## [Data records]

==========

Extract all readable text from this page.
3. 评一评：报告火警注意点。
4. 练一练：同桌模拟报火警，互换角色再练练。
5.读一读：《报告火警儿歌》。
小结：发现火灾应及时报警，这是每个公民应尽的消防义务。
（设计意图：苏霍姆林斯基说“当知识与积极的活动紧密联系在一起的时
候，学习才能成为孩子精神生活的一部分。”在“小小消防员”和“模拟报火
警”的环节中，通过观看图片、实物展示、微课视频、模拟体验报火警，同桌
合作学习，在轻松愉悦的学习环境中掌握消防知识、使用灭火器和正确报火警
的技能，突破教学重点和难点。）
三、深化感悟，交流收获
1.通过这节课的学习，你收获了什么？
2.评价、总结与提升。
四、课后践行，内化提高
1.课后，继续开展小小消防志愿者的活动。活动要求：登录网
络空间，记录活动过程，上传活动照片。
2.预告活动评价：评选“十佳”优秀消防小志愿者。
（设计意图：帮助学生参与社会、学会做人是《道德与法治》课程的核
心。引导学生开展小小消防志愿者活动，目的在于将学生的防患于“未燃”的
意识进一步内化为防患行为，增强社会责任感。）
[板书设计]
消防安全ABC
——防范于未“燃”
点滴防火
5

==========

## [GIVEN INSTRUCTION]
Copy out each line in the listing that has the word "设计意图".

## [FULL ANSWER]
（设计意图：苏霍姆林斯基说“当知识与积极的活动紧密联系在一起的时
（设计意图：帮助学生参与社会、学会做人是《道德与法治》课程的核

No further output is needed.